→ **Problem**:
Copy all lines holding the word "Photometric" from the entries.

→ **Available data**:

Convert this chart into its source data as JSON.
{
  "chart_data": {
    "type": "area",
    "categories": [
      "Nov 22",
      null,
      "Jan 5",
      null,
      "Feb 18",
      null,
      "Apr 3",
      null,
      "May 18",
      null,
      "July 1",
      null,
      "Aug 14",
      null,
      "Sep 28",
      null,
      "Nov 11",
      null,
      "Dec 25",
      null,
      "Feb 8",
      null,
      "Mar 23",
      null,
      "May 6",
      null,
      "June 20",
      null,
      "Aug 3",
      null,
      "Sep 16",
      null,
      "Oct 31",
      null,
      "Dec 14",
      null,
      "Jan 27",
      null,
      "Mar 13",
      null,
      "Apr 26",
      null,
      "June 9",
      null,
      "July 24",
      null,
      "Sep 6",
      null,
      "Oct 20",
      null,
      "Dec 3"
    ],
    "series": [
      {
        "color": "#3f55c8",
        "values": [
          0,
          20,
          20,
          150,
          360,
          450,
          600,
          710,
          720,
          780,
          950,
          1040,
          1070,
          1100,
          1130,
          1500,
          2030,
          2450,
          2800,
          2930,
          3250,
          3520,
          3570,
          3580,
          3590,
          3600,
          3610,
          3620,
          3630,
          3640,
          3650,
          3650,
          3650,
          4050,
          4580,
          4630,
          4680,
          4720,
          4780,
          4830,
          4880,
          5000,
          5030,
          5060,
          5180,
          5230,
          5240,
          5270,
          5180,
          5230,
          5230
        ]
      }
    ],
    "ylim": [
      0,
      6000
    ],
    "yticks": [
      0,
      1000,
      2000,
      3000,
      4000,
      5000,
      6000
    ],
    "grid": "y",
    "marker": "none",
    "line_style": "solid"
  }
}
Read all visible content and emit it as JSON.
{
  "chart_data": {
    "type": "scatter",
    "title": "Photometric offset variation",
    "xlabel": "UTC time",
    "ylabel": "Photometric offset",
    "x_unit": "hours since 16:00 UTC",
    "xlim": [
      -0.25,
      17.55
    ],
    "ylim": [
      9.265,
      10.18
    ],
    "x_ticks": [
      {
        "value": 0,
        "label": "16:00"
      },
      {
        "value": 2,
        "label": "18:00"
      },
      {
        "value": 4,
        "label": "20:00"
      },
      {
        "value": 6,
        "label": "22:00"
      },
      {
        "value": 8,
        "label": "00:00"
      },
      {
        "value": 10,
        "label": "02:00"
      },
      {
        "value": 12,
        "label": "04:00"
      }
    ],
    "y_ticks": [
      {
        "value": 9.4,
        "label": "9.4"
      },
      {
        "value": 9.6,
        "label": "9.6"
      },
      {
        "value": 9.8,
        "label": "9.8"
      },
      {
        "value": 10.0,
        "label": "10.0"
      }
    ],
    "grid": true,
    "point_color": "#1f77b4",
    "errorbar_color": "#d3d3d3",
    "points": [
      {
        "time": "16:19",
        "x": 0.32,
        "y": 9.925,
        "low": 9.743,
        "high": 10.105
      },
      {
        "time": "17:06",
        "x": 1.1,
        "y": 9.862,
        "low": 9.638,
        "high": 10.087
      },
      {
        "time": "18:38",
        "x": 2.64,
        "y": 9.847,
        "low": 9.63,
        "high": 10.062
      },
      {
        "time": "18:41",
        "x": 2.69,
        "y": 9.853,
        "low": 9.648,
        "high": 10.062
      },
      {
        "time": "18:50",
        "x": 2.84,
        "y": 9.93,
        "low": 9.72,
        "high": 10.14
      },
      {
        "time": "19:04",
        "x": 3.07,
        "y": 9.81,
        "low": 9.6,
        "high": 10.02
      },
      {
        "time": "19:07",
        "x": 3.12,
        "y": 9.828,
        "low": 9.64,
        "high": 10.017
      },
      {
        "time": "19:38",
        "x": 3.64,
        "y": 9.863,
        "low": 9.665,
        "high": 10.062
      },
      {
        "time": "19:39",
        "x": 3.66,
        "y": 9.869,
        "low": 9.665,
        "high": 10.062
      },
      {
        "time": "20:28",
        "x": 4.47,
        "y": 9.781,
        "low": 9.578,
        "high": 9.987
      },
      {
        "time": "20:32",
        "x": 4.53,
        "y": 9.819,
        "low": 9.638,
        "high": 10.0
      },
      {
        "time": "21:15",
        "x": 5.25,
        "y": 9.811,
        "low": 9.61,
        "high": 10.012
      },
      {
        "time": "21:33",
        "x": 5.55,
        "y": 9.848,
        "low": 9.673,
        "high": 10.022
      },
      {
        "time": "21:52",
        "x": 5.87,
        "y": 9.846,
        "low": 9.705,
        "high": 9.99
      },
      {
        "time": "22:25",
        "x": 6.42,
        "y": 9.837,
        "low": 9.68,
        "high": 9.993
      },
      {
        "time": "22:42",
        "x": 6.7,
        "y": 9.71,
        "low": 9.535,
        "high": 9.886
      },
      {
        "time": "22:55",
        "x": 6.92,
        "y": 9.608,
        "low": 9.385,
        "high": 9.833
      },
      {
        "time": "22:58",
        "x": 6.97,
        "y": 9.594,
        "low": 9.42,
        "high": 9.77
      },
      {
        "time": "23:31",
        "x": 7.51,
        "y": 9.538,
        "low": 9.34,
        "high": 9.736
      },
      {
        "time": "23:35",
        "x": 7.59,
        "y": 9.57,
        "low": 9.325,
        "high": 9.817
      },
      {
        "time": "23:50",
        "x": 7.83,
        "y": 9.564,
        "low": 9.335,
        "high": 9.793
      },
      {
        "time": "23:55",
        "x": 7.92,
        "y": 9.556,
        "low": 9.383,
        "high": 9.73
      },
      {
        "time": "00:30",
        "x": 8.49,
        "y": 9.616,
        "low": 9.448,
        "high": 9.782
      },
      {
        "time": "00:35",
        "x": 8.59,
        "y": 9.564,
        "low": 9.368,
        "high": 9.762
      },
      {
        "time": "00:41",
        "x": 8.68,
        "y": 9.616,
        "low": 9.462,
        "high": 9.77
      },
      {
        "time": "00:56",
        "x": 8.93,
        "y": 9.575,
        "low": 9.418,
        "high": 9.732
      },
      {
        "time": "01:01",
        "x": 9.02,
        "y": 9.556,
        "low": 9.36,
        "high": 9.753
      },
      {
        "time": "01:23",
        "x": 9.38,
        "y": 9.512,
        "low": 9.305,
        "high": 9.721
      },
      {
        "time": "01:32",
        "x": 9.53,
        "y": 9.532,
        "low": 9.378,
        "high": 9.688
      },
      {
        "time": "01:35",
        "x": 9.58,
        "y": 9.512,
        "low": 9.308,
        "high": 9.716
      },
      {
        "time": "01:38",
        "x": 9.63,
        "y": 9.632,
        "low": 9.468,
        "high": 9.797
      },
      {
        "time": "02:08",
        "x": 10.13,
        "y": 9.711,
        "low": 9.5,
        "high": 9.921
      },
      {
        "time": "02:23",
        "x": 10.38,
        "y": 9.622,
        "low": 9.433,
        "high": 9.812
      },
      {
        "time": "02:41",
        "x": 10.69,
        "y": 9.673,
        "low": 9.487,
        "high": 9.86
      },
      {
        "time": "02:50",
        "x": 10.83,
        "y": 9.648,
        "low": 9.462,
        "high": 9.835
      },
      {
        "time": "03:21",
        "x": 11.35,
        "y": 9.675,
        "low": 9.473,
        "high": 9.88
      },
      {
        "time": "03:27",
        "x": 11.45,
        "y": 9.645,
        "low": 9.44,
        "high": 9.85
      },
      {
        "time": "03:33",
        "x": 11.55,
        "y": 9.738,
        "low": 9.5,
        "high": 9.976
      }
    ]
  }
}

→ **Complete answer**:
    "title": "Photometric offset variation",
    "ylabel": "Photometric offset",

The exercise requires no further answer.